== DESCRIPTION OF THE TASK ==
Leave the pictures out and print every record below exactly as it stands.

(Data records)

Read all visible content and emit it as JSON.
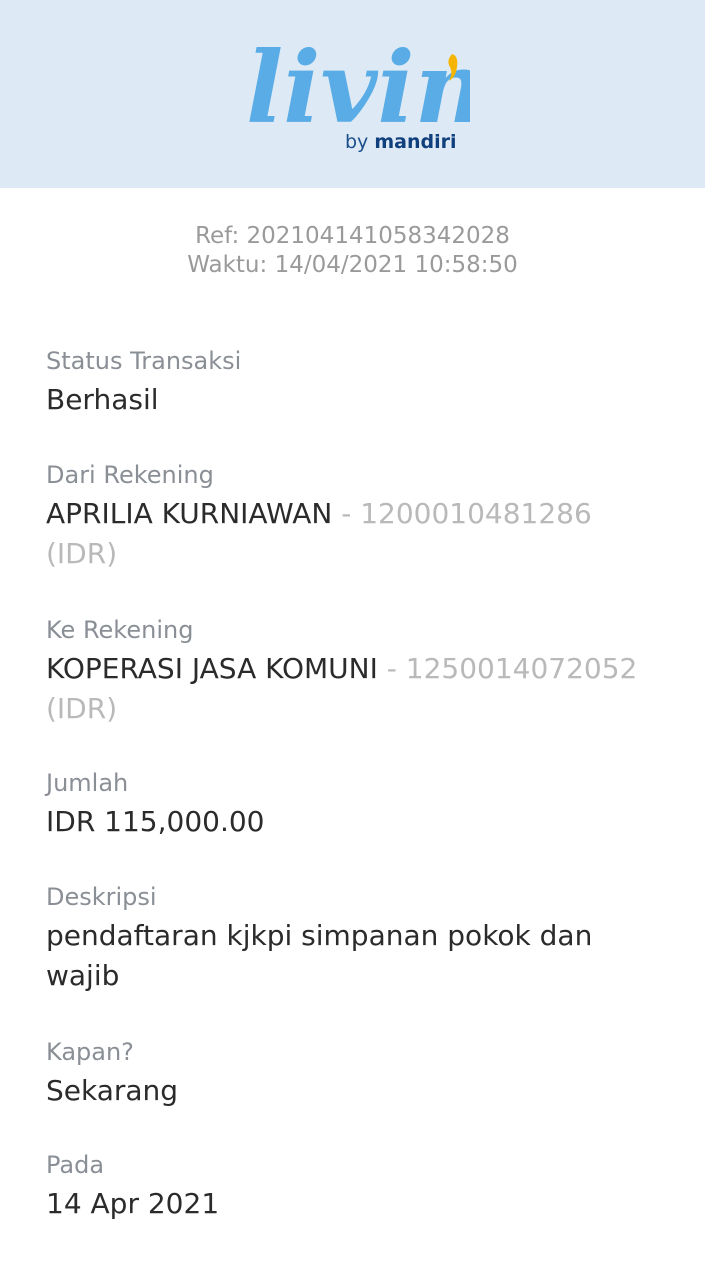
{
  "header": {
    "logo_word": "livin'",
    "logo_by": "by",
    "logo_brand": "mandiri"
  },
  "meta": {
    "ref": "Ref: 202104141058342028",
    "time": "Waktu: 14/04/2021 10:58:50"
  },
  "fields": {
    "status": {
      "label": "Status Transaksi",
      "value": "Berhasil"
    },
    "from": {
      "label": "Dari Rekening",
      "name": "APRILIA KURNIAWAN",
      "account": " - 1200010481286 (IDR)"
    },
    "to": {
      "label": "Ke Rekening",
      "name": "KOPERASI JASA KOMUNI",
      "account": " - 1250014072052 (IDR)"
    },
    "amount": {
      "label": "Jumlah",
      "value": "IDR 115,000.00"
    },
    "description": {
      "label": "Deskripsi",
      "value": "pendaftaran kjkpi simpanan pokok dan wajib"
    },
    "when": {
      "label": "Kapan?",
      "value": "Sekarang"
    },
    "date": {
      "label": "Pada",
      "value": "14 Apr 2021"
    }
  },
  "colors": {
    "header_bg": "#dde9f4",
    "logo_blue": "#5aace6",
    "logo_accent": "#f5b400",
    "brand_navy": "#0f3f7d"
  }
}
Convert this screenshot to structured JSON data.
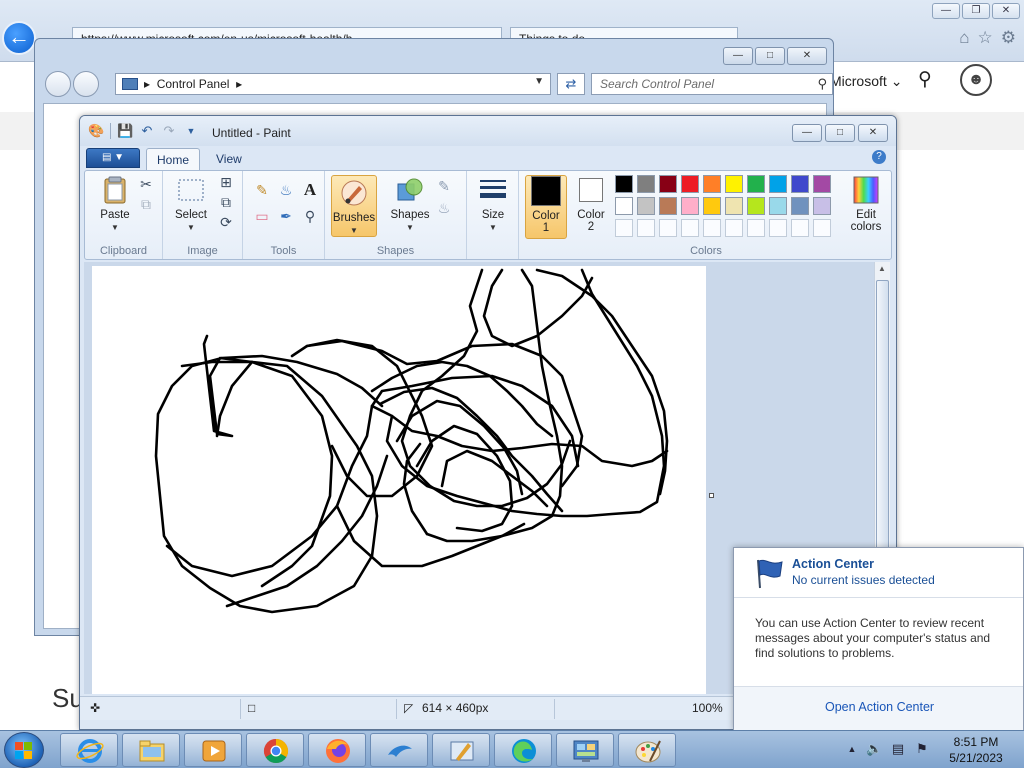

== TASK RESULT ==
Read all visible content and emit it as JSON.
{
  "header": {
    "logo_word": "livin'",
    "logo_by": "by",
    "logo_brand": "mandiri"
  },
  "meta": {
    "ref": "Ref: 202104141058342028",
    "time": "Waktu: 14/04/2021 10:58:50"
  },
  "fields": {
    "status": {
      "label": "Status Transaksi",
      "value": "Berhasil"
    },
    "from": {
      "label": "Dari Rekening",
      "name": "APRILIA KURNIAWAN",
      "account": " - 1200010481286 (IDR)"
    },
    "to": {
      "label": "Ke Rekening",
      "name": "KOPERASI JASA KOMUNI",
      "account": " - 1250014072052 (IDR)"
    },
    "amount": {
      "label": "Jumlah",
      "value": "IDR 115,000.00"
    },
    "description": {
      "label": "Deskripsi",
      "value": "pendaftaran kjkpi simpanan pokok dan wajib"
    },
    "when": {
      "label": "Kapan?",
      "value": "Sekarang"
    },
    "date": {
      "label": "Pada",
      "value": "14 Apr 2021"
    }
  },
  "colors": {
    "header_bg": "#dde9f4",
    "logo_blue": "#5aace6",
    "logo_accent": "#f5b400",
    "brand_navy": "#0f3f7d"
  }
}
Convert this screenshot to structured JSON data.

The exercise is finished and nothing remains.